Data entries
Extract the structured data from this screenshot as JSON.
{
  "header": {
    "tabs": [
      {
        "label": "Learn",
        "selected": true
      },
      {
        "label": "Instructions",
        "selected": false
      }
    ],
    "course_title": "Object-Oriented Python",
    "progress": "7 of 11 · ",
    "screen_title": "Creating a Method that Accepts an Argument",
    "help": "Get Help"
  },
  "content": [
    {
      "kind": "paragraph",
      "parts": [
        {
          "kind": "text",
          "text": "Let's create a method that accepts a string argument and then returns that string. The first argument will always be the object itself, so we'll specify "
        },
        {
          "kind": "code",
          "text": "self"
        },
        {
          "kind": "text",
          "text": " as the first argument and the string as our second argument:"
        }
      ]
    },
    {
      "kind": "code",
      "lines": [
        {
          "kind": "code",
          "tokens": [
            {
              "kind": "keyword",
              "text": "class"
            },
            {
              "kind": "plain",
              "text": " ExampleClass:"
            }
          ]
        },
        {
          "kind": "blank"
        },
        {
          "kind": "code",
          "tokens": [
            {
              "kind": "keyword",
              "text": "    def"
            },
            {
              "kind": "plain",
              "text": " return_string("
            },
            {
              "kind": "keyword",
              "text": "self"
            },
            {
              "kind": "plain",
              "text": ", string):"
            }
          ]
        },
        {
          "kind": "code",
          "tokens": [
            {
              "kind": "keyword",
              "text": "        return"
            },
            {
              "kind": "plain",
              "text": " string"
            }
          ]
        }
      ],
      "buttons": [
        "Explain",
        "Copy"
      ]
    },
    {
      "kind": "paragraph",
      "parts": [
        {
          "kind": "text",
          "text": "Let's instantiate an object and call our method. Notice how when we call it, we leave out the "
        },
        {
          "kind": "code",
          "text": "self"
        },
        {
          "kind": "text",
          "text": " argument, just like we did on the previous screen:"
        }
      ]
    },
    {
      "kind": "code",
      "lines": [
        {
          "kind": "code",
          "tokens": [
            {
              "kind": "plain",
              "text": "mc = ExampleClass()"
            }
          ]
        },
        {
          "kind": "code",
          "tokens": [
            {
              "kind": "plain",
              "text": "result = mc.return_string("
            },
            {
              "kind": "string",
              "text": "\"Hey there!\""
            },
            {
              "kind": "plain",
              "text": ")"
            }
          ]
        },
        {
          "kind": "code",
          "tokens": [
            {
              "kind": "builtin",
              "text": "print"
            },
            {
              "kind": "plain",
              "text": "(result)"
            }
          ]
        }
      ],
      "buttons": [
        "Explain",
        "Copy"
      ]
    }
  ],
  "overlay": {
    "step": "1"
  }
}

**TASK**
Reproduce the listing above verbatim, from first line to last.

**OUTPUT FOR THIS EXERCISE**
Extract the structured data from this screenshot as JSON.
{
  "header": {
    "tabs": [
      {
        "label": "Learn",
        "selected": true
      },
      {
        "label": "Instructions",
        "selected": false
      }
    ],
    "course_title": "Object-Oriented Python",
    "progress": "7 of 11 · ",
    "screen_title": "Creating a Method that Accepts an Argument",
    "help": "Get Help"
  },
  "content": [
    {
      "kind": "paragraph",
      "parts": [
        {
          "kind": "text",
          "text": "Let's create a method that accepts a string argument and then returns that string. The first argument will always be the object itself, so we'll specify "
        },
        {
          "kind": "code",
          "text": "self"
        },
        {
          "kind": "text",
          "text": " as the first argument and the string as our second argument:"
        }
      ]
    },
    {
      "kind": "code",
      "lines": [
        {
          "kind": "code",
          "tokens": [
            {
              "kind": "keyword",
              "text": "class"
            },
            {
              "kind": "plain",
              "text": " ExampleClass:"
            }
          ]
        },
        {
          "kind": "blank"
        },
        {
          "kind": "code",
          "tokens": [
            {
              "kind": "keyword",
              "text": "    def"
            },
            {
              "kind": "plain",
              "text": " return_string("
            },
            {
              "kind": "keyword",
              "text": "self"
            },
            {
              "kind": "plain",
              "text": ", string):"
            }
          ]
        },
        {
          "kind": "code",
          "tokens": [
            {
              "kind": "keyword",
              "text": "        return"
            },
            {
              "kind": "plain",
              "text": " string"
            }
          ]
        }
      ],
      "buttons": [
        "Explain",
        "Copy"
      ]
    },
    {
      "kind": "paragraph",
      "parts": [
        {
          "kind": "text",
          "text": "Let's instantiate an object and call our method. Notice how when we call it, we leave out the "
        },
        {
          "kind": "code",
          "text": "self"
        },
        {
          "kind": "text",
          "text": " argument, just like we did on the previous screen:"
        }
      ]
    },
    {
      "kind": "code",
      "lines": [
        {
          "kind": "code",
          "tokens": [
            {
              "kind": "plain",
              "text": "mc = ExampleClass()"
            }
          ]
        },
        {
          "kind": "code",
          "tokens": [
            {
              "kind": "plain",
              "text": "result = mc.return_string("
            },
            {
              "kind": "string",
              "text": "\"Hey there!\""
            },
            {
              "kind": "plain",
              "text": ")"
            }
          ]
        },
        {
          "kind": "code",
          "tokens": [
            {
              "kind": "builtin",
              "text": "print"
            },
            {
              "kind": "plain",
              "text": "(result)"
            }
          ]
        }
      ],
      "buttons": [
        "Explain",
        "Copy"
      ]
    }
  ],
  "overlay": {
    "step": "1"
  }
}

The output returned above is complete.